Problem: Rewrite the items from the start through the line with "lyrics-button[interactable] [449, 420, 489, 460]", changing "nav-item-label" to "nav-label" and leaving everything else as it is.

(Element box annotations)
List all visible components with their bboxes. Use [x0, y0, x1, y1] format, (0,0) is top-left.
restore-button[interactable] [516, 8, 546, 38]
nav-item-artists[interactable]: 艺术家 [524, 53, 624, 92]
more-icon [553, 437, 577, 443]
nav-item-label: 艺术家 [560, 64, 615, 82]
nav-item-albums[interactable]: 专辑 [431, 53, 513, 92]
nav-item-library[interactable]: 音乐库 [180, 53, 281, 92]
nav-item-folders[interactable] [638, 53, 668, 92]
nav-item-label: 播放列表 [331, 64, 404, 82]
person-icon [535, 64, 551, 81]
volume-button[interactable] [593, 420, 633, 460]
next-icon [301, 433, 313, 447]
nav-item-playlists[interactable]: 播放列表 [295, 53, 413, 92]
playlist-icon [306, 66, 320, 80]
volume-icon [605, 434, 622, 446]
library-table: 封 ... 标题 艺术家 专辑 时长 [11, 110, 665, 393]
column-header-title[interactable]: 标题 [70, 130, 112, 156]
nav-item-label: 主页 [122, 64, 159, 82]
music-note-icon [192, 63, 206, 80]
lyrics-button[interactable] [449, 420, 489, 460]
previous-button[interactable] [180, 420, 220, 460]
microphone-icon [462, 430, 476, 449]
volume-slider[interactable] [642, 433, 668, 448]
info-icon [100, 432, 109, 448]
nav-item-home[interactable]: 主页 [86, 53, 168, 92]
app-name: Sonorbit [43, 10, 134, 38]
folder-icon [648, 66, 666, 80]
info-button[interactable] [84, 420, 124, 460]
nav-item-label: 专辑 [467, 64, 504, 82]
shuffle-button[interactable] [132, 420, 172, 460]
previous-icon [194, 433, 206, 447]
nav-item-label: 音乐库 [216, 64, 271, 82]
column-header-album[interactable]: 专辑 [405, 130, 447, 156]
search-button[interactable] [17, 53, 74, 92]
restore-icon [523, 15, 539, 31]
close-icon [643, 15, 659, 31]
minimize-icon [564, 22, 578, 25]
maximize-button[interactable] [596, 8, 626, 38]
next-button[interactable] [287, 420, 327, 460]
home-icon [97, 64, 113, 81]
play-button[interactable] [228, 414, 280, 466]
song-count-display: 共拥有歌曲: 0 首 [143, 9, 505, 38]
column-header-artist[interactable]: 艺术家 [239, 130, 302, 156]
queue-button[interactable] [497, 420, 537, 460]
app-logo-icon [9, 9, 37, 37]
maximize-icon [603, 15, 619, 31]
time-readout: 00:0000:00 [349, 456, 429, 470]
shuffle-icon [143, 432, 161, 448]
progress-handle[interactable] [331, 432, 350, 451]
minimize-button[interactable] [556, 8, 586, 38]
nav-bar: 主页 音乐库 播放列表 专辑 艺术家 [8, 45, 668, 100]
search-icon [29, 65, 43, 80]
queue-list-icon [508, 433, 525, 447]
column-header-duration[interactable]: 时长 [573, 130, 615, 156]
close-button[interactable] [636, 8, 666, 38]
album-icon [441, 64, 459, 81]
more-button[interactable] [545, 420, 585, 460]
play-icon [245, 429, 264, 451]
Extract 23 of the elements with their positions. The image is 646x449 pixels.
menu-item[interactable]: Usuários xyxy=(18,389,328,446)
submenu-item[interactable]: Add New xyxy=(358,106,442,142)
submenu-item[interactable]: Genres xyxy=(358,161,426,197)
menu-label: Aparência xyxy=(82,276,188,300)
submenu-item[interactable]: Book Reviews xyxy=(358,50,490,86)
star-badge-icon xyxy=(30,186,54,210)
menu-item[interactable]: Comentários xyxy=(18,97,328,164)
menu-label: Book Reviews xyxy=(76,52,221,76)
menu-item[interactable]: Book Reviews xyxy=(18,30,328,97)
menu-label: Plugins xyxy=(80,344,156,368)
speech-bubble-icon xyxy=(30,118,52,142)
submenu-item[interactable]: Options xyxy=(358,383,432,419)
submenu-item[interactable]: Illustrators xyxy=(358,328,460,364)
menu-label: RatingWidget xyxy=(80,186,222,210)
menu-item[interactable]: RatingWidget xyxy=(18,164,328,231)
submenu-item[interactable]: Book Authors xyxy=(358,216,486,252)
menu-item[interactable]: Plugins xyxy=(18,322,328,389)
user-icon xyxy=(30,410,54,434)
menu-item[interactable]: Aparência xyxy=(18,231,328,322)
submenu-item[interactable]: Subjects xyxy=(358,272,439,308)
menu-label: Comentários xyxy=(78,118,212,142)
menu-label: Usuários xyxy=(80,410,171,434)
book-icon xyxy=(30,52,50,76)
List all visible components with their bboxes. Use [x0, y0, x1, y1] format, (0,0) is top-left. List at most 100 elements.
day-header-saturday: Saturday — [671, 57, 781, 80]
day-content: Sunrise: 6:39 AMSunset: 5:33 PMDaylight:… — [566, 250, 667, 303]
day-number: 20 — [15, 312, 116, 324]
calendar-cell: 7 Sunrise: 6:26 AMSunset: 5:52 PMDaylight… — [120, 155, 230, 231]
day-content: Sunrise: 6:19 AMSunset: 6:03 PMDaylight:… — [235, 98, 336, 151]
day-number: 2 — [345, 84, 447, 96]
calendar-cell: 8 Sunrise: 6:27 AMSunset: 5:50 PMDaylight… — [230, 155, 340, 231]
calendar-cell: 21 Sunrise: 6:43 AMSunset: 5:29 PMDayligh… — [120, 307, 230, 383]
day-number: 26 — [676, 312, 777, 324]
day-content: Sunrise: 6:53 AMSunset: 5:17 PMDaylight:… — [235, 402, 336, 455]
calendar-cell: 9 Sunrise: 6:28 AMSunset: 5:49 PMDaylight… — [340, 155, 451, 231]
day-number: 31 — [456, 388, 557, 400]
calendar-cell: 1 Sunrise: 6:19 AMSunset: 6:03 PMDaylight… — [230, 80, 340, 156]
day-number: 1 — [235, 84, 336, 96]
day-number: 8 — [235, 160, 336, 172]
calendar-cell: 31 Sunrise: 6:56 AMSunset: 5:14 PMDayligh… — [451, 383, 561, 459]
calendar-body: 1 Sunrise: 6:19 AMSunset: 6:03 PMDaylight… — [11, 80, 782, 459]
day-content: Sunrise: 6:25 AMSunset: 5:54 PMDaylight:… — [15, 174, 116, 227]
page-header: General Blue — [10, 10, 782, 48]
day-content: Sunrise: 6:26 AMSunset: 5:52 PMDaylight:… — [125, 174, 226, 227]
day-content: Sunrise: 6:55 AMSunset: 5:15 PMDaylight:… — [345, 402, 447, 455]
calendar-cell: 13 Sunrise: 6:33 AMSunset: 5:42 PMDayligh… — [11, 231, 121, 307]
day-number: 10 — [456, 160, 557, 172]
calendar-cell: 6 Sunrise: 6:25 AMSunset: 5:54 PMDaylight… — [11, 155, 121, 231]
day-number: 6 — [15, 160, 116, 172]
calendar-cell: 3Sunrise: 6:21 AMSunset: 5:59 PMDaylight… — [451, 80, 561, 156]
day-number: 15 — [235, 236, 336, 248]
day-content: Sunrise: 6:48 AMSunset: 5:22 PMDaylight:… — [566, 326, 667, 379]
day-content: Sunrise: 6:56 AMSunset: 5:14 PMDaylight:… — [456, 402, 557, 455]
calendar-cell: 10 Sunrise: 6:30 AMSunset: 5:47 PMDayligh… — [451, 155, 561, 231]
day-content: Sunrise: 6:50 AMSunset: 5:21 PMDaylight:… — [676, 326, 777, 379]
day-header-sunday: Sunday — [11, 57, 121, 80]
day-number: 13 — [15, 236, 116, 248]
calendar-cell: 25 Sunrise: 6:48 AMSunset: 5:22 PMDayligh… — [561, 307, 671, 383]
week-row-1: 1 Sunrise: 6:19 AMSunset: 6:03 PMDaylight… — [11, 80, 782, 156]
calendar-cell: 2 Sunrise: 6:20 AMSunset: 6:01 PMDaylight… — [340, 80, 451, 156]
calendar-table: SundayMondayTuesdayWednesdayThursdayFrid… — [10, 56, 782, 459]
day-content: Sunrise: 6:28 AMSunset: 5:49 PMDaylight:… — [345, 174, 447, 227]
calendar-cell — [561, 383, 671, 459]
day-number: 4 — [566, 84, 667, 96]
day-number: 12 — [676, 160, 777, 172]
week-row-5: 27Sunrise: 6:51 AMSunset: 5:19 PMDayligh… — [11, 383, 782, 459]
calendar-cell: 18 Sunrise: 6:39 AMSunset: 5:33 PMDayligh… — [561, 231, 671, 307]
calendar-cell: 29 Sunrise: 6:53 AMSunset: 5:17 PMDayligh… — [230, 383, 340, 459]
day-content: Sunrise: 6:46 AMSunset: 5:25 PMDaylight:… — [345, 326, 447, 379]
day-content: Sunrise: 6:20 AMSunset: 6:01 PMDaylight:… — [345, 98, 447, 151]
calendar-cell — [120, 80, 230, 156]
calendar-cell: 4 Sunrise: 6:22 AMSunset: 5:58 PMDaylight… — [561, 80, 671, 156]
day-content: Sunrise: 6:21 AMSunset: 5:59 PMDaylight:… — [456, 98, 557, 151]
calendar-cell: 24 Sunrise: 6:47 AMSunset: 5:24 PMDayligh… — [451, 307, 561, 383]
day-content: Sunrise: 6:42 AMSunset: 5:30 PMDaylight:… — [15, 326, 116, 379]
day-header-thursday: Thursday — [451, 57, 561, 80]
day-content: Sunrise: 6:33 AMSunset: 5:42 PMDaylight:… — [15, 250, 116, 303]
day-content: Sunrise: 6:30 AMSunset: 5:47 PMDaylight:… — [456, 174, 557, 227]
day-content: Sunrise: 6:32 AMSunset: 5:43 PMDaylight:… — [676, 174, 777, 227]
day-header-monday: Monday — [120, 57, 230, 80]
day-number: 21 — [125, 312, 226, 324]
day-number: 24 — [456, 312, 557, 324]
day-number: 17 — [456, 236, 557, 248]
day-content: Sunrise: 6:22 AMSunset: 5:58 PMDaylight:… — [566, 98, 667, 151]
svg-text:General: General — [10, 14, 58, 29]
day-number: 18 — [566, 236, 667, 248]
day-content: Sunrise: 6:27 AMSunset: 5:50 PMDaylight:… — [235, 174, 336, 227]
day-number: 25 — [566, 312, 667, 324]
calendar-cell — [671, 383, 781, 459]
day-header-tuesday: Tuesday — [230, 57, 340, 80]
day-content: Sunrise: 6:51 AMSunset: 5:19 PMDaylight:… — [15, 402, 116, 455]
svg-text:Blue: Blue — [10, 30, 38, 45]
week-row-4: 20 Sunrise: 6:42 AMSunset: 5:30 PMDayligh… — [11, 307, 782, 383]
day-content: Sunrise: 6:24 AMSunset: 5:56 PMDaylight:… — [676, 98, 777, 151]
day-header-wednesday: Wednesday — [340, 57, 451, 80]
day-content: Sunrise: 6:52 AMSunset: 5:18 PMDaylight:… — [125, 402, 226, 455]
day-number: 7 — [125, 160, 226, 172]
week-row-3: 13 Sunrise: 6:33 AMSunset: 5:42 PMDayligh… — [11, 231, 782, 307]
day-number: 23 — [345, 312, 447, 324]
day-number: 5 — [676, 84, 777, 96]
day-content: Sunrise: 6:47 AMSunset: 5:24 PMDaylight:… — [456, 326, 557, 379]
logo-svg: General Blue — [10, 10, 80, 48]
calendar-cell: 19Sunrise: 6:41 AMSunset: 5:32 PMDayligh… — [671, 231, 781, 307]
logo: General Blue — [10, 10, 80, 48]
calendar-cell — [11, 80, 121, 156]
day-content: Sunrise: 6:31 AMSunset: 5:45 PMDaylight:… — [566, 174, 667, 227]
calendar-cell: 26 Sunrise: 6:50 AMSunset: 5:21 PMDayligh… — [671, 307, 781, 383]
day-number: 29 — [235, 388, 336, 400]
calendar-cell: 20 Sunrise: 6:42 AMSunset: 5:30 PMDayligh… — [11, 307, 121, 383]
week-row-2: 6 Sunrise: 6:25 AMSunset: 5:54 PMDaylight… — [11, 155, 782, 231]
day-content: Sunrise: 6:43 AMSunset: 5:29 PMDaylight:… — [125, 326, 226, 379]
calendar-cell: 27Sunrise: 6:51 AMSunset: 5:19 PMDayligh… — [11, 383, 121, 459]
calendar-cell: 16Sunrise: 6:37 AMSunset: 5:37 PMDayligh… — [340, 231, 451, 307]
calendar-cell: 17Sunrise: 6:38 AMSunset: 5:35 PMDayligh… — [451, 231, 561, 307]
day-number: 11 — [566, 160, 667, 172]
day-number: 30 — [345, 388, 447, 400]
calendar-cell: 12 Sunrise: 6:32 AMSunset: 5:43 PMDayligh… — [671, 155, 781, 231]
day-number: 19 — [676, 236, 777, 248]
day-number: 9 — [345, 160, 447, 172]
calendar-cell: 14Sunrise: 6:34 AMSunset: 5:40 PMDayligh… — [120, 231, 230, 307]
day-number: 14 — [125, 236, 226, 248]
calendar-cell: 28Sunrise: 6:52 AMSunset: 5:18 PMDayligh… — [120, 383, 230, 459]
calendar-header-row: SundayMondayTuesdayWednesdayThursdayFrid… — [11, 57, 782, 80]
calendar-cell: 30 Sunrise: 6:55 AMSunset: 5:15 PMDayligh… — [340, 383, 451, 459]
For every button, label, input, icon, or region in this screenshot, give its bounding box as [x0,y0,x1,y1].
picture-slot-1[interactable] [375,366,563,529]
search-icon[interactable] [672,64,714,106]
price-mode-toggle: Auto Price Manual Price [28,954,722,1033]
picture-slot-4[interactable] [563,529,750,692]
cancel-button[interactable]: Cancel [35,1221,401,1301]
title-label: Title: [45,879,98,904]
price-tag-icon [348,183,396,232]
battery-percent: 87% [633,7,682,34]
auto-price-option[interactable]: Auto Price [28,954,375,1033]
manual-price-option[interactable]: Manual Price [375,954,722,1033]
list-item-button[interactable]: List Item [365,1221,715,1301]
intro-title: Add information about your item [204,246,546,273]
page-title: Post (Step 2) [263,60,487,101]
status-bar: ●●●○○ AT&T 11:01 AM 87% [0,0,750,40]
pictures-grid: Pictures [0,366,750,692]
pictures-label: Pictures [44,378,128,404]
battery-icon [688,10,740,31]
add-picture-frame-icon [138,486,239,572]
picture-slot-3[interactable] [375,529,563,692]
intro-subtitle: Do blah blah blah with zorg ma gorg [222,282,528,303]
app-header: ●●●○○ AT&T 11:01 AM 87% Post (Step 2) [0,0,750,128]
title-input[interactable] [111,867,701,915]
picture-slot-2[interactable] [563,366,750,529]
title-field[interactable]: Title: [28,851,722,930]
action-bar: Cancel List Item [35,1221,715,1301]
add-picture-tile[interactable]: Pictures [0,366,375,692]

Task result:
List all visible components with their bboxes. Use [x0, y0, x1, y1] format, (0,0) is top-left.
restore-button[interactable] [516, 8, 546, 38]
nav-item-artists[interactable]: 艺术家 [524, 53, 624, 92]
more-icon [553, 437, 577, 443]
nav-label: 艺术家 [560, 64, 615, 82]
nav-item-albums[interactable]: 专辑 [431, 53, 513, 92]
nav-item-library[interactable]: 音乐库 [180, 53, 281, 92]
nav-item-folders[interactable] [638, 53, 668, 92]
nav-label: 播放列表 [331, 64, 404, 82]
person-icon [535, 64, 551, 81]
volume-button[interactable] [593, 420, 633, 460]
next-icon [301, 433, 313, 447]
nav-item-playlists[interactable]: 播放列表 [295, 53, 413, 92]
playlist-icon [306, 66, 320, 80]
volume-icon [605, 434, 622, 446]
library-table: 封 ... 标题 艺术家 专辑 时长 [11, 110, 665, 393]
column-header-title[interactable]: 标题 [70, 130, 112, 156]
nav-label: 主页 [122, 64, 159, 82]
music-note-icon [192, 63, 206, 80]
lyrics-button[interactable] [449, 420, 489, 460]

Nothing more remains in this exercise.